Collected data entries
##########

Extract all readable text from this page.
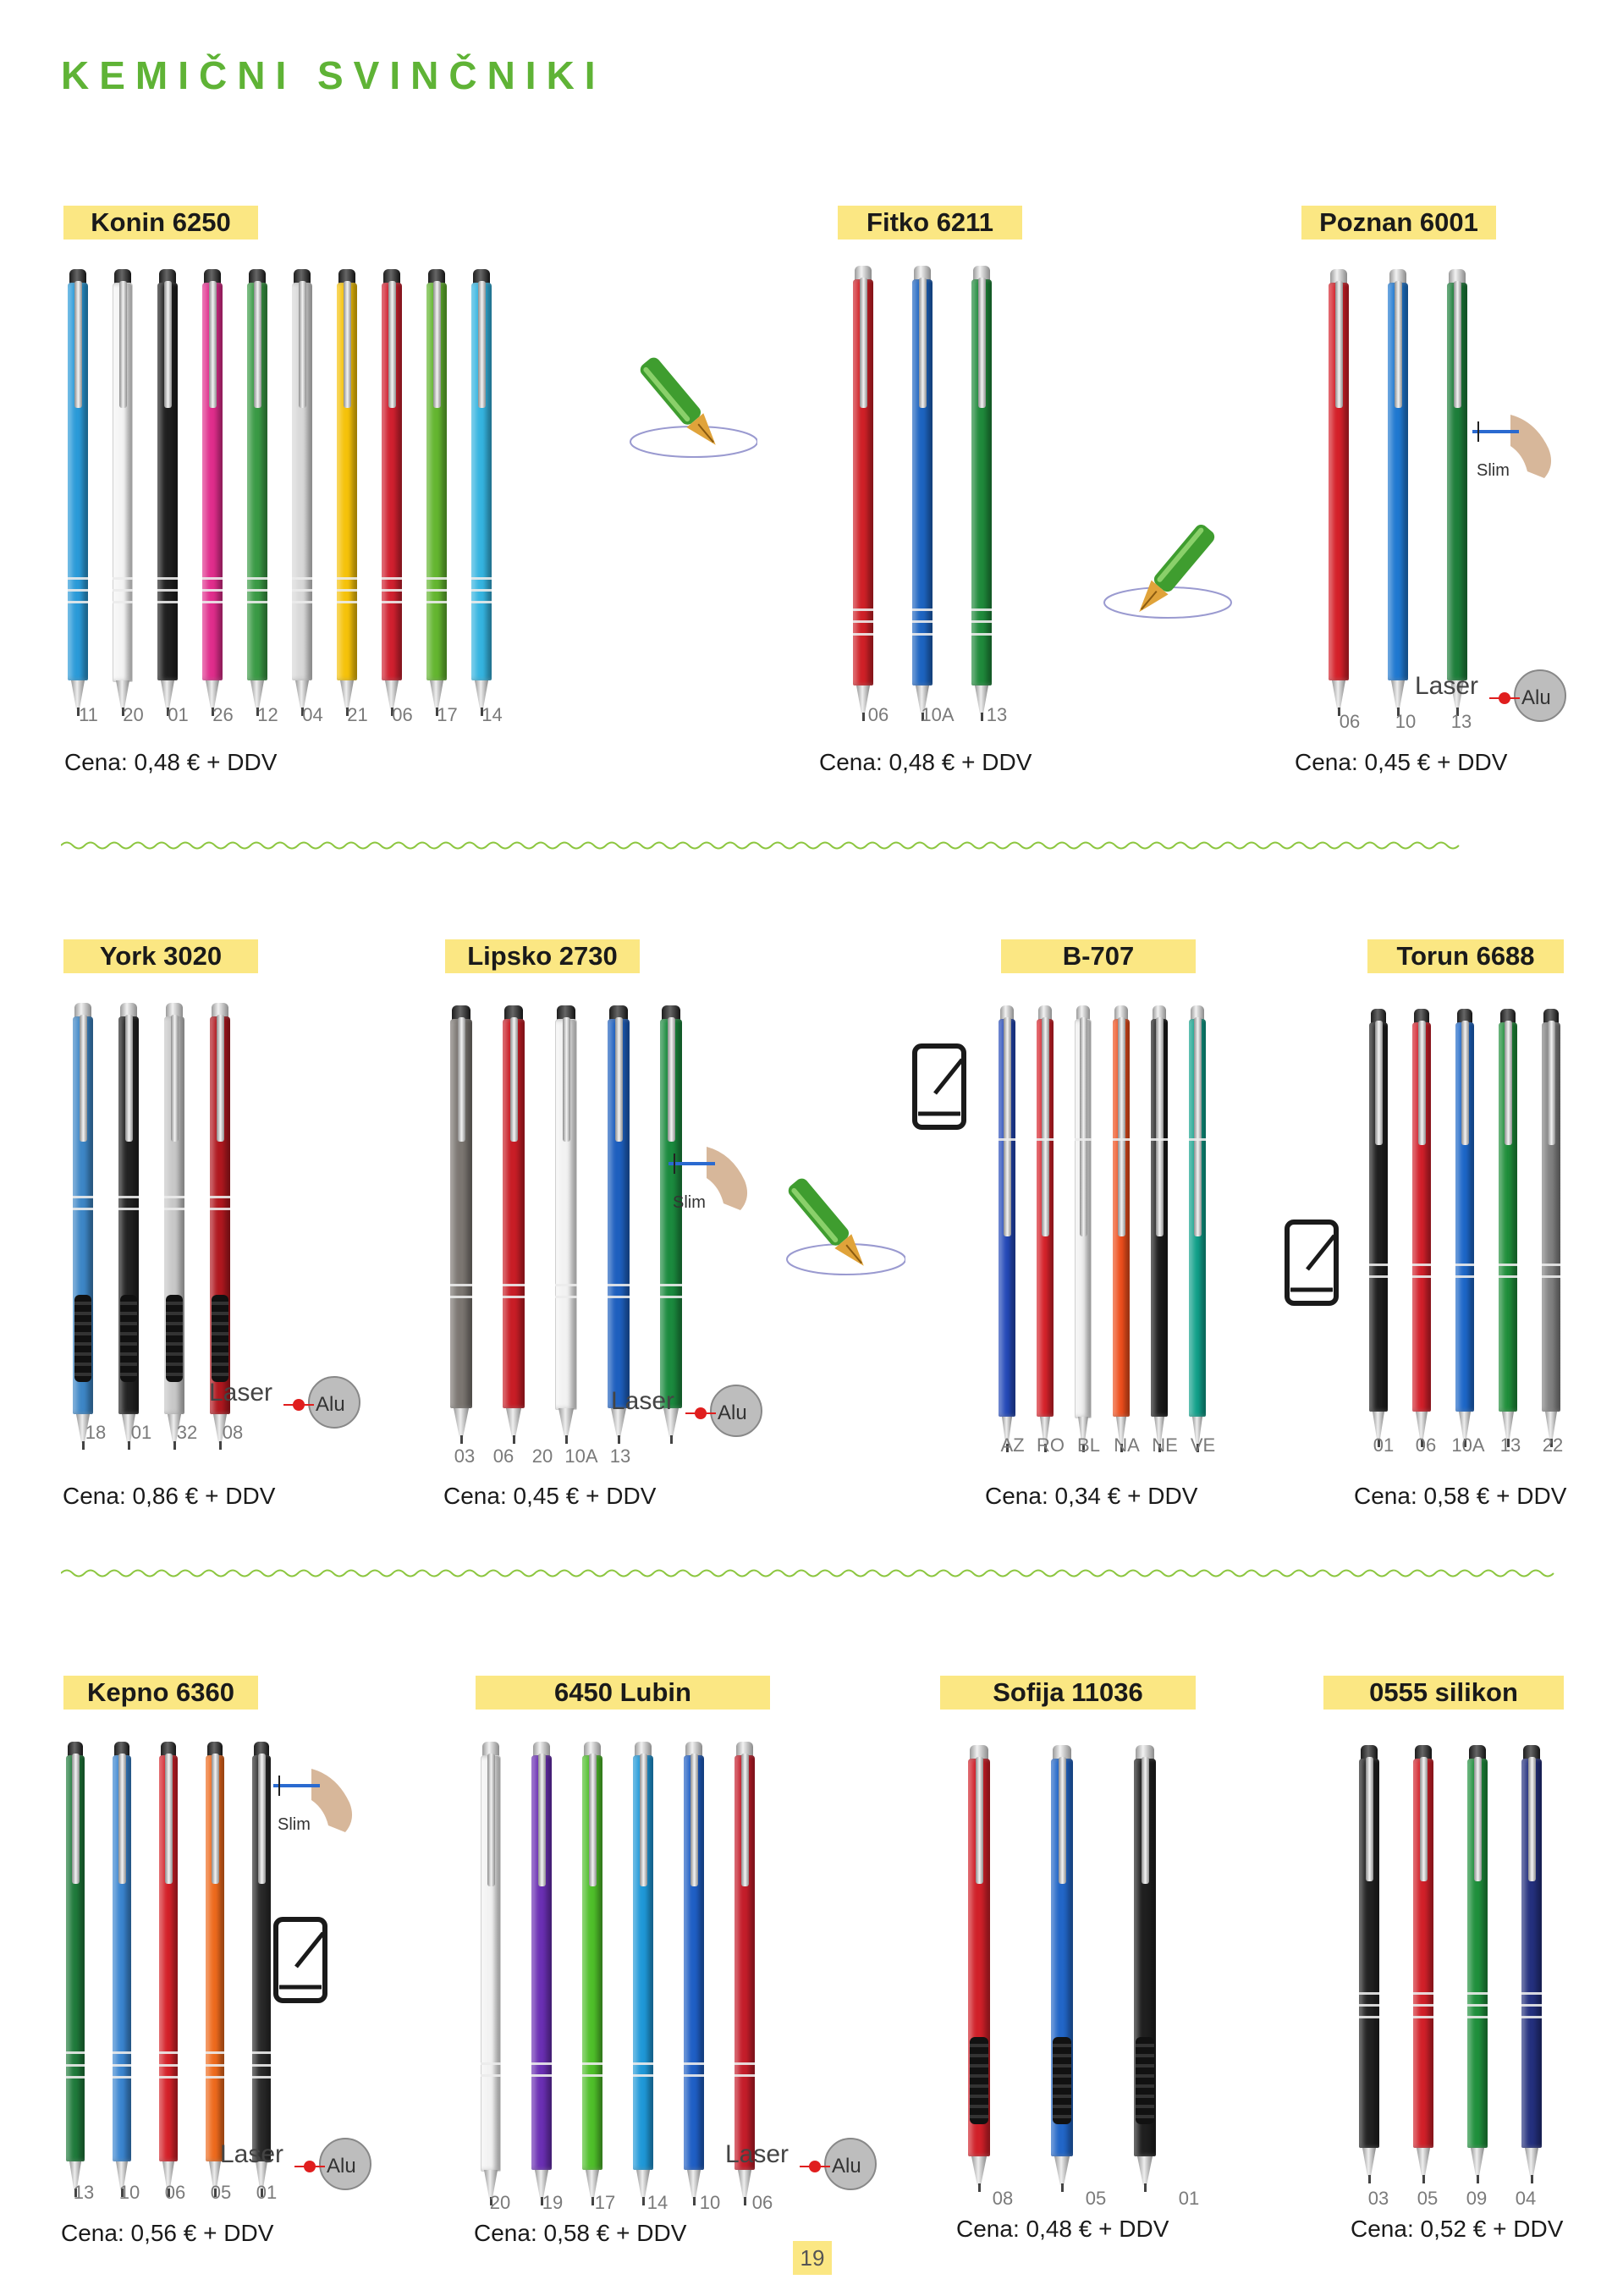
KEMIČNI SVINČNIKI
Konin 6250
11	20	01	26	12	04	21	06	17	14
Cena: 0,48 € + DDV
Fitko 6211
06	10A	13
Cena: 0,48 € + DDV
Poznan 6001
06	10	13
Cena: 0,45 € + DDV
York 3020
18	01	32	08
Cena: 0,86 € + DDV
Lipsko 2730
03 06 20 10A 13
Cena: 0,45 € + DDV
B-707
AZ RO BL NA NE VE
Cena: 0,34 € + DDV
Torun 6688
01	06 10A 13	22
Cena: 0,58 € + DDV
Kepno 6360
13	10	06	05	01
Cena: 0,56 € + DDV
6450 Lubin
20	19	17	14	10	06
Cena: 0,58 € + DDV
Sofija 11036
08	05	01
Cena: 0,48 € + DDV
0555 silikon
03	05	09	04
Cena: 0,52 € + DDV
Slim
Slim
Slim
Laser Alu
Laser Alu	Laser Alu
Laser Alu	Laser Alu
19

##########

Short problem: Every record above must be given again exactly; drop the pictures.

The reply:
Extract all readable text from this page.
KEMIČNI SVINČNIKI
Konin 6250
11	20	01	26	12	04	21	06	17	14
Cena: 0,48 € + DDV
Fitko 6211
06	10A	13
Cena: 0,48 € + DDV
Poznan 6001
06	10	13
Cena: 0,45 € + DDV
York 3020
18	01	32	08
Cena: 0,86 € + DDV
Lipsko 2730
03 06 20 10A 13
Cena: 0,45 € + DDV
B-707
AZ RO BL NA NE VE
Cena: 0,34 € + DDV
Torun 6688
01	06 10A 13	22
Cena: 0,58 € + DDV
Kepno 6360
13	10	06	05	01
Cena: 0,56 € + DDV
6450 Lubin
20	19	17	14	10	06
Cena: 0,58 € + DDV
Sofija 11036
08	05	01
Cena: 0,48 € + DDV
0555 silikon
03	05	09	04
Cena: 0,52 € + DDV
Slim
Slim
Slim
Laser Alu
Laser Alu	Laser Alu
Laser Alu	Laser Alu
19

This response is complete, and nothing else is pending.